##### Data to process
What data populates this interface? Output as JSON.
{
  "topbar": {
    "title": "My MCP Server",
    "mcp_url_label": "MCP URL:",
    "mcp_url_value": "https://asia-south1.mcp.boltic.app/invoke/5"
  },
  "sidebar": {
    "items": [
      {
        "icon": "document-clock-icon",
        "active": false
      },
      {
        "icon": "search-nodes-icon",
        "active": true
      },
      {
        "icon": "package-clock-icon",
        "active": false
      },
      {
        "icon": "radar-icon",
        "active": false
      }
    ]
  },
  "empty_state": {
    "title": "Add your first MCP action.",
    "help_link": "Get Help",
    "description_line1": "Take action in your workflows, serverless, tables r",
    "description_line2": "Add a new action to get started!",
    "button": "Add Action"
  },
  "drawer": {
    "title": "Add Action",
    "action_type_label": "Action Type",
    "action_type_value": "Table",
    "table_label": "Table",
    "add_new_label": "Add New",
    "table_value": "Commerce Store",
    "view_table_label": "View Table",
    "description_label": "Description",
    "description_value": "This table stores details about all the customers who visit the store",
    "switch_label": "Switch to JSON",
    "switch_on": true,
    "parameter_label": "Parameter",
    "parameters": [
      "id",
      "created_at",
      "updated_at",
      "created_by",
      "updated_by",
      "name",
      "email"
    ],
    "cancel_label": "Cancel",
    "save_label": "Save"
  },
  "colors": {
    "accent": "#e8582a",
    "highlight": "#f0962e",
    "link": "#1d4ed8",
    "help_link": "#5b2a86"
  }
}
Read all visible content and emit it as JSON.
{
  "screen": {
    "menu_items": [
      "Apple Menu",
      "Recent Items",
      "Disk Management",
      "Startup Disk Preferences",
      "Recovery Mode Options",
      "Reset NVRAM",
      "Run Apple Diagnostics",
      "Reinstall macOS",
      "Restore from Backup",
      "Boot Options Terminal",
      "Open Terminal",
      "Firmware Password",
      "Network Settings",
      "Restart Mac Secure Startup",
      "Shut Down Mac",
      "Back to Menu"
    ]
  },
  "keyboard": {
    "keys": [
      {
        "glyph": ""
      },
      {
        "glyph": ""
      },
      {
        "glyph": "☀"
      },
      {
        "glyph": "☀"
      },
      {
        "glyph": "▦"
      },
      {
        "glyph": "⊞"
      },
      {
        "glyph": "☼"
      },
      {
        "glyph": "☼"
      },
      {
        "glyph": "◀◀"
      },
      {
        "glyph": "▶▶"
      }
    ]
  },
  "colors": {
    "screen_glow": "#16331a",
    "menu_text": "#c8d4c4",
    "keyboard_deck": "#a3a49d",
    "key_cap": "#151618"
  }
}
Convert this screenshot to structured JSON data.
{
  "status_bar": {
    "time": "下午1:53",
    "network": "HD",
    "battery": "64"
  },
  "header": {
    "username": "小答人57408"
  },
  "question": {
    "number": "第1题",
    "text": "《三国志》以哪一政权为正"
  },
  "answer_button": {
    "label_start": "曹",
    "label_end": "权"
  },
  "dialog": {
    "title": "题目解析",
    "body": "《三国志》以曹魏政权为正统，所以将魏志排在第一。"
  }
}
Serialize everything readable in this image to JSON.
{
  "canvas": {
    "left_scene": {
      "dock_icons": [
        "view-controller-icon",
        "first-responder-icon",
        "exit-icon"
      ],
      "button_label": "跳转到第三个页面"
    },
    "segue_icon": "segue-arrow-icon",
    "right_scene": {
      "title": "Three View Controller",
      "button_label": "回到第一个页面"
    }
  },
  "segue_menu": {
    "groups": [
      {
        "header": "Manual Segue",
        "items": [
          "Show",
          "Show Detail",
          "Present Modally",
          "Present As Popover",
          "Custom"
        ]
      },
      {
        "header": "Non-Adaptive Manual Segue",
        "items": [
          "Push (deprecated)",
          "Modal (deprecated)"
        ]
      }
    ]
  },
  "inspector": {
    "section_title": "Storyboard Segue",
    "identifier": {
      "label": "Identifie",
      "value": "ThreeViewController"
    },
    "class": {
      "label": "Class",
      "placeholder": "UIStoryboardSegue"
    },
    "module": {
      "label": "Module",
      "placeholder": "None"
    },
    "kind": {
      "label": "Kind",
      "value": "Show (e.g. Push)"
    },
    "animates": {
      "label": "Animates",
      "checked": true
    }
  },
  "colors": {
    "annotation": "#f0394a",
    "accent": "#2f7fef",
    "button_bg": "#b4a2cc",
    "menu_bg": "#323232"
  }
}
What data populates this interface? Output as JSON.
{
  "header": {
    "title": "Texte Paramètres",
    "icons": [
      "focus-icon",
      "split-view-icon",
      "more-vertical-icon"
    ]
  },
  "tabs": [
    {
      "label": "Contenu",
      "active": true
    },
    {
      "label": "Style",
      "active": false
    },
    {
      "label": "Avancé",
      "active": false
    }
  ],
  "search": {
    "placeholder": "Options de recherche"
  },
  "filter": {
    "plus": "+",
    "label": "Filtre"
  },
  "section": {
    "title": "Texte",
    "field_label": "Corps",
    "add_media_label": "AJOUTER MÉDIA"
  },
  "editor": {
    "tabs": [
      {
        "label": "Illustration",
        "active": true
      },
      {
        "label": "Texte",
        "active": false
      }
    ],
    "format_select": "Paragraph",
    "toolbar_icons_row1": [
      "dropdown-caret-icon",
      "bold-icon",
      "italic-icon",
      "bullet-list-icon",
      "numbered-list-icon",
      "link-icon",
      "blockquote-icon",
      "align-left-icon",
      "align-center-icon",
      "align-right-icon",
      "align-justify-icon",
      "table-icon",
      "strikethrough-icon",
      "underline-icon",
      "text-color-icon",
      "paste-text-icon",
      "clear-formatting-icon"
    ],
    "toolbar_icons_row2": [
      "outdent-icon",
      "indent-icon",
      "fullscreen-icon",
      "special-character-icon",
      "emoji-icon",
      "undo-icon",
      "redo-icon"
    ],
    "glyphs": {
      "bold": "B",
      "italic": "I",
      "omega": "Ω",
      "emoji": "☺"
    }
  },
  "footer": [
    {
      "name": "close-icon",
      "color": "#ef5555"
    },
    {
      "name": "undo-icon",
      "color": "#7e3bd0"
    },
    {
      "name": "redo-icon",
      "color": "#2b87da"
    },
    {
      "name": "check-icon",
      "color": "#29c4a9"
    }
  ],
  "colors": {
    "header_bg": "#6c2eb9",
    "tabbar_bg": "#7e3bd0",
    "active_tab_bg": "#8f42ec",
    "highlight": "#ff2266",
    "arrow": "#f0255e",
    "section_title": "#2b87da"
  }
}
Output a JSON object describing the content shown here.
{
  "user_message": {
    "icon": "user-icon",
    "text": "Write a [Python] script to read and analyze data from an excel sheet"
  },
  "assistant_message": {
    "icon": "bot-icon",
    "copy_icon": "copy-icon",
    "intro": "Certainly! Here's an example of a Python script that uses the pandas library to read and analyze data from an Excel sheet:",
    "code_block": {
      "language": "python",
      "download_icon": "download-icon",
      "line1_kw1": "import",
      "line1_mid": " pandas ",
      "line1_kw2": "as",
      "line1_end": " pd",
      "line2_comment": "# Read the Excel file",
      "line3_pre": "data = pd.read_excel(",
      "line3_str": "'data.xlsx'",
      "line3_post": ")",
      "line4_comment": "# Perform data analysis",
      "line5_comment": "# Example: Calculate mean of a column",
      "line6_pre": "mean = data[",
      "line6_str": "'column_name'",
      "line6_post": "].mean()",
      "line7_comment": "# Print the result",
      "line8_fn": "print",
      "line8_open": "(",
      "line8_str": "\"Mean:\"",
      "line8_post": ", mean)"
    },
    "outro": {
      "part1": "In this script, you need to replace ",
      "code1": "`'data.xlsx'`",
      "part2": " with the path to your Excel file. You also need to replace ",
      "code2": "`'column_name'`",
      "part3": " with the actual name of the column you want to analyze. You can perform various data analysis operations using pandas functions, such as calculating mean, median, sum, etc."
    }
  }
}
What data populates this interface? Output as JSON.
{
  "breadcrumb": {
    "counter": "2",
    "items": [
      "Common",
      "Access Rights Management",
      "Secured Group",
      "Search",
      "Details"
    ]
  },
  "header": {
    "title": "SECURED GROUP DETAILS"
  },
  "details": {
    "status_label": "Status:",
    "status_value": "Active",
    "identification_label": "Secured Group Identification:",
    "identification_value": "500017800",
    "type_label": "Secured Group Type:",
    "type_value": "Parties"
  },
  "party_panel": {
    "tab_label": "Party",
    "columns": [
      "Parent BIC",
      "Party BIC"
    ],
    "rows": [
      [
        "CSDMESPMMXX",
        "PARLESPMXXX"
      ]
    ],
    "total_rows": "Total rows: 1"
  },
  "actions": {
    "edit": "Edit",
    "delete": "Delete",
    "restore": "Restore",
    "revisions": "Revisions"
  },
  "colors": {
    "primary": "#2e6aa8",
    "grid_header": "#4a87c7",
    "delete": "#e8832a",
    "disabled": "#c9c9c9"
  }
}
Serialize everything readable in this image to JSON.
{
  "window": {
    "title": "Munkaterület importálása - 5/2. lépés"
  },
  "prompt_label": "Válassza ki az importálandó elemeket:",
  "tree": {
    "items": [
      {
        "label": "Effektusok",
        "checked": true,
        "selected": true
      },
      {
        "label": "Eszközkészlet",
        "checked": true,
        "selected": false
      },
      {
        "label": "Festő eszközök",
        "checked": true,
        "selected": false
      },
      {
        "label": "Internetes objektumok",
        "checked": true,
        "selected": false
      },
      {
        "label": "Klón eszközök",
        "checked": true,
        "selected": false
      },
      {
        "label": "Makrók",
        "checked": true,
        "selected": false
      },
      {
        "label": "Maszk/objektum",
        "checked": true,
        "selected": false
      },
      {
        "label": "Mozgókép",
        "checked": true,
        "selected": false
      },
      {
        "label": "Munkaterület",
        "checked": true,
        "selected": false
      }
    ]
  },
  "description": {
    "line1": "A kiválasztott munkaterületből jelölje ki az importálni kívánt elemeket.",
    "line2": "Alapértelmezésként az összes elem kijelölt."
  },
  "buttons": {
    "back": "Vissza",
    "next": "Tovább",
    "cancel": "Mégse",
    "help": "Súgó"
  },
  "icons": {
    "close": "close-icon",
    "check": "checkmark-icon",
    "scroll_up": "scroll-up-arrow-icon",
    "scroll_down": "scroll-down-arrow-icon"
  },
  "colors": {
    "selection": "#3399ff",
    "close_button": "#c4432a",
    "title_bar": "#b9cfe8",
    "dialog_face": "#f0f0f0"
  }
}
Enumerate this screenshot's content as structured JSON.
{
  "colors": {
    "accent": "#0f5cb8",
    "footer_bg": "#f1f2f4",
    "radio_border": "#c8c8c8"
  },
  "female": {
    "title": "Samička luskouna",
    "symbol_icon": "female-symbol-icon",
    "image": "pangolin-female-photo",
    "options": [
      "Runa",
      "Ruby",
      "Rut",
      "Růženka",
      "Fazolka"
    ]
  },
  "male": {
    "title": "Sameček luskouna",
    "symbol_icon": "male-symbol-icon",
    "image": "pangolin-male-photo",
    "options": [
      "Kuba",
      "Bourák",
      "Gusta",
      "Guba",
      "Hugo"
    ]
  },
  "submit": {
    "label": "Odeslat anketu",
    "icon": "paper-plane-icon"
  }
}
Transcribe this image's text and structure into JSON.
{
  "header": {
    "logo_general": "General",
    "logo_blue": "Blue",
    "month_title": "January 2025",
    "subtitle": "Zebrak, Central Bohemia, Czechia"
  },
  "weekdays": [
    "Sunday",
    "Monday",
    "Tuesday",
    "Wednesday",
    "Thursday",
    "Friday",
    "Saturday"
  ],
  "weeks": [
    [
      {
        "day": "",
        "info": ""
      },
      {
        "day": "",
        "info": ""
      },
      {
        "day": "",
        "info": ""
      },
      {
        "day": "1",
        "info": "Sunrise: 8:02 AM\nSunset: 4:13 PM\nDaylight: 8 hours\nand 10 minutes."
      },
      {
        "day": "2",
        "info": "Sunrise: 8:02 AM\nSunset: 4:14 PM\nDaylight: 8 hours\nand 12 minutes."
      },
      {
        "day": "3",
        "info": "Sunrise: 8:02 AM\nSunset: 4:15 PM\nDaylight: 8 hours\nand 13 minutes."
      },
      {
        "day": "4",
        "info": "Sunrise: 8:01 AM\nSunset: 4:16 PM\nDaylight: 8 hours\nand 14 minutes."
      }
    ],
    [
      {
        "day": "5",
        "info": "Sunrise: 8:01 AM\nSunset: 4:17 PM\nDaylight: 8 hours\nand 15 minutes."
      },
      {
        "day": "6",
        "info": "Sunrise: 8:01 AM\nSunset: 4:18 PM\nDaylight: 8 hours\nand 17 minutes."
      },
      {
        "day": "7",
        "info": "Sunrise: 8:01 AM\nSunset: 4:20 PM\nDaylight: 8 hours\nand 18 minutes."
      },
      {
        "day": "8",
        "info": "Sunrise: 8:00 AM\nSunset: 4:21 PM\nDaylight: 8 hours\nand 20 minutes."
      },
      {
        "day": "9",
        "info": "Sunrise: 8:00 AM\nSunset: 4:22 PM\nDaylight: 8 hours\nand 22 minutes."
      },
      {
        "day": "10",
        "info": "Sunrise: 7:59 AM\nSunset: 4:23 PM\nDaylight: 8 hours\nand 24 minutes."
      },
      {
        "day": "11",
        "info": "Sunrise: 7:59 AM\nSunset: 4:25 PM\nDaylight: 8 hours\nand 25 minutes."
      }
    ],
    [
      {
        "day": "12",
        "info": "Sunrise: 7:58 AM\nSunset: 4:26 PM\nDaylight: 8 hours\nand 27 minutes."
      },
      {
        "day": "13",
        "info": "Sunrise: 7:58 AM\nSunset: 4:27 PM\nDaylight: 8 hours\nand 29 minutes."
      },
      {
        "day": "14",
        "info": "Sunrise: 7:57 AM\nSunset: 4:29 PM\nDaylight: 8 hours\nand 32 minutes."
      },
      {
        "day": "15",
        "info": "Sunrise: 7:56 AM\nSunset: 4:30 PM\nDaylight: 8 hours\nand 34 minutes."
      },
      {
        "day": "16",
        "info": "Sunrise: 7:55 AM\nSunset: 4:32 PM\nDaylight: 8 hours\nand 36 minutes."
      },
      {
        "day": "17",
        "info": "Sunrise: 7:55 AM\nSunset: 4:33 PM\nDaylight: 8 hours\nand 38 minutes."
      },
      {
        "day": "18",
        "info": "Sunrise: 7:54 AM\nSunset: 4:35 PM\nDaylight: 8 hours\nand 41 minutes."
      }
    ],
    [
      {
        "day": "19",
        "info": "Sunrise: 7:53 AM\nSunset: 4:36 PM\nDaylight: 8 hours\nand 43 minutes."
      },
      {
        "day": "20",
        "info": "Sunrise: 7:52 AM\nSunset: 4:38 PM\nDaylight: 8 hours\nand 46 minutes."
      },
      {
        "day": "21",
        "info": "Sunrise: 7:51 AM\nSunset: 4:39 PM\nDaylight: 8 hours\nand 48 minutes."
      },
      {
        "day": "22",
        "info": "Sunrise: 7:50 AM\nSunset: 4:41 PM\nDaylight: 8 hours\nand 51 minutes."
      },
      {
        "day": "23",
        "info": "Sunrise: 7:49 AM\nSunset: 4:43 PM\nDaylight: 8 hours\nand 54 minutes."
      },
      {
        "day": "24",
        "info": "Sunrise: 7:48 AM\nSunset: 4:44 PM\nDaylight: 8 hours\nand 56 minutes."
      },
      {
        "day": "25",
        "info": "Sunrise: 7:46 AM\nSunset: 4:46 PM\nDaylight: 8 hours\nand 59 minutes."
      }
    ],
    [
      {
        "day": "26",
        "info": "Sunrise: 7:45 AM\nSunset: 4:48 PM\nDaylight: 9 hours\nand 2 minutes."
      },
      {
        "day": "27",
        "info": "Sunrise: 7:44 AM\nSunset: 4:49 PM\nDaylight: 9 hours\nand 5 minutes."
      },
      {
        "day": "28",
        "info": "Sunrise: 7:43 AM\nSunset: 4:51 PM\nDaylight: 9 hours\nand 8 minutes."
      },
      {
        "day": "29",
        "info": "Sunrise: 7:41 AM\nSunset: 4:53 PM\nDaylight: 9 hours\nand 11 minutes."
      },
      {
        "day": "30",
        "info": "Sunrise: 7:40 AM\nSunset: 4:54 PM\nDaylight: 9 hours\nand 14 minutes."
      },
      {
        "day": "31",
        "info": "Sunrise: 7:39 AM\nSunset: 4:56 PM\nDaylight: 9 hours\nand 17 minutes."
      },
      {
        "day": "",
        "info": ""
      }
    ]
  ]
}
##########
*Work to be completed:* For each line of the entries that includes "symbol", show that line.

*Response:*
    "symbol_icon": "female-symbol-icon",
    "symbol_icon": "male-symbol-icon",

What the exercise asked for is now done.